• Problem requirements:
Set out every line bearing the string "charts".

-- BEGIN --

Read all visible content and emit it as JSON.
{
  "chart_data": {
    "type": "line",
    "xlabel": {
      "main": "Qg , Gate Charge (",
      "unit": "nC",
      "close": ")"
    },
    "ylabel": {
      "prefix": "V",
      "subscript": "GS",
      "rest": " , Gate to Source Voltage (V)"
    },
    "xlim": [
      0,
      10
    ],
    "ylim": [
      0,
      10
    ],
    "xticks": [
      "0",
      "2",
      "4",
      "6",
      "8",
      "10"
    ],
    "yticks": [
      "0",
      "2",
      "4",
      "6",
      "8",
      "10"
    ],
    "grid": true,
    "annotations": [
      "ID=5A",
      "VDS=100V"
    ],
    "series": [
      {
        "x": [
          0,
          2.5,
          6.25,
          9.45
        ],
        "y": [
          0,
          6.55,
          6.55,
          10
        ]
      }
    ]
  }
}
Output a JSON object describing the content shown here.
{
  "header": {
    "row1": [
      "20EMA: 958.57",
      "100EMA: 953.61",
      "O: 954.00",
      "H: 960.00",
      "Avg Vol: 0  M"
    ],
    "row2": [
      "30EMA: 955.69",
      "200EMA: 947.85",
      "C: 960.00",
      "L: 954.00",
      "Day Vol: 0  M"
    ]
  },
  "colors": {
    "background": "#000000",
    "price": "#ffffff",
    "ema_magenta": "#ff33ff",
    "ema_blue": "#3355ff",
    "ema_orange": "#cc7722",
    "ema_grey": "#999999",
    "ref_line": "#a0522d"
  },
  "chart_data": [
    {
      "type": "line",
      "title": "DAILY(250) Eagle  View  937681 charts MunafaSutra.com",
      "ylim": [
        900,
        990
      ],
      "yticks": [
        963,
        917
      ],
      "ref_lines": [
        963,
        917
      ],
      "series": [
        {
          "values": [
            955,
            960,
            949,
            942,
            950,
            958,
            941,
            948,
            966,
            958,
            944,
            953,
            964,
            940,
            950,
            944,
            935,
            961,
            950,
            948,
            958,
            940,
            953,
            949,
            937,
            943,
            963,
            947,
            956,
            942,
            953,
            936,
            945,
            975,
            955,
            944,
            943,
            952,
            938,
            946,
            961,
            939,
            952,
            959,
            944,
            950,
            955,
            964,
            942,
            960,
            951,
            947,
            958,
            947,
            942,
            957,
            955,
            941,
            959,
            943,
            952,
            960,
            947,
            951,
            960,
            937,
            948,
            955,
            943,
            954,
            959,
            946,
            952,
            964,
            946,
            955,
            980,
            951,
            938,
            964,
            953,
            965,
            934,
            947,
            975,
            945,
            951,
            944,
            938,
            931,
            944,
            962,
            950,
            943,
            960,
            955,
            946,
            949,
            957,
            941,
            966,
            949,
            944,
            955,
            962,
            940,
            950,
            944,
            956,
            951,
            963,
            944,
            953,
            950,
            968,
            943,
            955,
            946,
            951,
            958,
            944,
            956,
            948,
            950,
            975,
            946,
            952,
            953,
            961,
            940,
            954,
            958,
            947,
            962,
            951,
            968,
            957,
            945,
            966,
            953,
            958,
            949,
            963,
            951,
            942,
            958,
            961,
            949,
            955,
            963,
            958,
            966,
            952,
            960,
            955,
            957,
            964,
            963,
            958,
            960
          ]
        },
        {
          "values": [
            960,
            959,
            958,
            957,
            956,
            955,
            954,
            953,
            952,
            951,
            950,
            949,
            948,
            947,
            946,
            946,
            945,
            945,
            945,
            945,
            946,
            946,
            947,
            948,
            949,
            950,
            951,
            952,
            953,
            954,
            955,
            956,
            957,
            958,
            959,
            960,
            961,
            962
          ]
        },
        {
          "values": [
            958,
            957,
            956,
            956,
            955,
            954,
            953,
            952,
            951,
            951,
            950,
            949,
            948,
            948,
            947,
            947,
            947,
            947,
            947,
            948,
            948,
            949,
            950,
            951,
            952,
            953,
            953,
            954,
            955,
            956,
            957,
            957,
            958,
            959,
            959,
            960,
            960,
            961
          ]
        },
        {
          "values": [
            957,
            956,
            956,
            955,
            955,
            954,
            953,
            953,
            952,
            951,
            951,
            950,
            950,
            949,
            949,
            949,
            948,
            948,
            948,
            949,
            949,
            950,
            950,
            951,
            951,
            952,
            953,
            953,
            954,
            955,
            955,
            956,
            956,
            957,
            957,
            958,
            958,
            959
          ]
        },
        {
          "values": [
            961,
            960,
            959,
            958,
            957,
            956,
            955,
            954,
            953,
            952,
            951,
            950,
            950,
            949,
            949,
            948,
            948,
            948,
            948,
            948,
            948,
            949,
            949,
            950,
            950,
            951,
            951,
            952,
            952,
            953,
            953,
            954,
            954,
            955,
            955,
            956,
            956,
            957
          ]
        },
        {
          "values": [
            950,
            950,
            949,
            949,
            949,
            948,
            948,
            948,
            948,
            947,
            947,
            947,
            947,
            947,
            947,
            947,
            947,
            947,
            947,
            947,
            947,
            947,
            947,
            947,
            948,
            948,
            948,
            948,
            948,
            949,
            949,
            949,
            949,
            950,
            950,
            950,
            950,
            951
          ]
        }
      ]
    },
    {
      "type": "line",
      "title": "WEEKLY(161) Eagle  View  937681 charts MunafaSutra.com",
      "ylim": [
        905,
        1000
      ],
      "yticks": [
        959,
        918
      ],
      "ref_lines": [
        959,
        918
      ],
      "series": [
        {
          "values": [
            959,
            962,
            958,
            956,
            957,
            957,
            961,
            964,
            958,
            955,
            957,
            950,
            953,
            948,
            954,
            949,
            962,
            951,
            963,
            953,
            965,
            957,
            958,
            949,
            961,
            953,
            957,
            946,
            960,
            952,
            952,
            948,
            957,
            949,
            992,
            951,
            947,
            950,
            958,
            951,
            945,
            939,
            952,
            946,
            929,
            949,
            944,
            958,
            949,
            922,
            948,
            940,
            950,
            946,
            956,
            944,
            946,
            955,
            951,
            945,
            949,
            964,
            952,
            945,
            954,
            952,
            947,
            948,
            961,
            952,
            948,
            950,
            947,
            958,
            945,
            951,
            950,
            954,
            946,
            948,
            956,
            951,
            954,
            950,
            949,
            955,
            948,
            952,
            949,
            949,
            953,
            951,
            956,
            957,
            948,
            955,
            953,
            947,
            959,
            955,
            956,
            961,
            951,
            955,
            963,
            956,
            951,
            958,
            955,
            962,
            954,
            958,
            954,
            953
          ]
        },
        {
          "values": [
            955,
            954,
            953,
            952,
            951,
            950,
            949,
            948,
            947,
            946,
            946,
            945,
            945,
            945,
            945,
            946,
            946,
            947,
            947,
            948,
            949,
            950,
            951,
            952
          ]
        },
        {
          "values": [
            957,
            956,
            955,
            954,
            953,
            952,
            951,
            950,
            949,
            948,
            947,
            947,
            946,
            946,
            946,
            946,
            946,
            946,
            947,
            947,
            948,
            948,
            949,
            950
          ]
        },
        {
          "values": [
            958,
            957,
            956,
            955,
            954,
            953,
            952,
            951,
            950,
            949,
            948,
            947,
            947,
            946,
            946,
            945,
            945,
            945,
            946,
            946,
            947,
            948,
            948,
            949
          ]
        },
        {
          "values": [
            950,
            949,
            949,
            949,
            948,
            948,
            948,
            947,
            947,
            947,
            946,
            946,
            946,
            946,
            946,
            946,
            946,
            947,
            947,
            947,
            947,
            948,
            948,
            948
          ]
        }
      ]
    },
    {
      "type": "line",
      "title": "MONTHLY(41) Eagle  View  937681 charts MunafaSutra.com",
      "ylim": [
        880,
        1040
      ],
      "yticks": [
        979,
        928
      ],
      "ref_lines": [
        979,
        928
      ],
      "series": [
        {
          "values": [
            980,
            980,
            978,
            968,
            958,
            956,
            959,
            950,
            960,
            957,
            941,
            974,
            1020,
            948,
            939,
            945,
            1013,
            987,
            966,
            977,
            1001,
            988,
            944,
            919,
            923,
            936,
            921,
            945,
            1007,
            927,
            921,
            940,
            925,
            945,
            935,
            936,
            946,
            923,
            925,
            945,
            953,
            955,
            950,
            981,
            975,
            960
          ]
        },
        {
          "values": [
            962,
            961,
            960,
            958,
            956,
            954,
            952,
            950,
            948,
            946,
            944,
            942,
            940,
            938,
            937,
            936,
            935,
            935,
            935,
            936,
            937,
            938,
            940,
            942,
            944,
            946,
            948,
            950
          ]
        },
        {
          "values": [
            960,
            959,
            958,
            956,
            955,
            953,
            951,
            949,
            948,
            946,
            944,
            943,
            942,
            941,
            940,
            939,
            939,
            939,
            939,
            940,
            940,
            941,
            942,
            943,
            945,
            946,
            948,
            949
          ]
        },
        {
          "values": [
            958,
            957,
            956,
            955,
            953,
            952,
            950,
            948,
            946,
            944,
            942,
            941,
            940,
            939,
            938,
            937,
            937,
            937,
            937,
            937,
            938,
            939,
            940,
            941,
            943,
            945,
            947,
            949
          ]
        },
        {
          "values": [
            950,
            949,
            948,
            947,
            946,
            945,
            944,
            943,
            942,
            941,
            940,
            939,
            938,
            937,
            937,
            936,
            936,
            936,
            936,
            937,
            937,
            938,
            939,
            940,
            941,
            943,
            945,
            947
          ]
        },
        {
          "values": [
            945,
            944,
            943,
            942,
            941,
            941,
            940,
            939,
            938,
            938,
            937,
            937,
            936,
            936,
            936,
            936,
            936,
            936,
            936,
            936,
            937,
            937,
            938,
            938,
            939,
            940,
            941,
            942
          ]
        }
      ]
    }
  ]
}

-- END --

• Problem solution:
      "title": "DAILY(250) Eagle  View  937681 charts MunafaSutra.com",
      "title": "WEEKLY(161) Eagle  View  937681 charts MunafaSutra.com",
      "title": "MONTHLY(41) Eagle  View  937681 charts MunafaSutra.com",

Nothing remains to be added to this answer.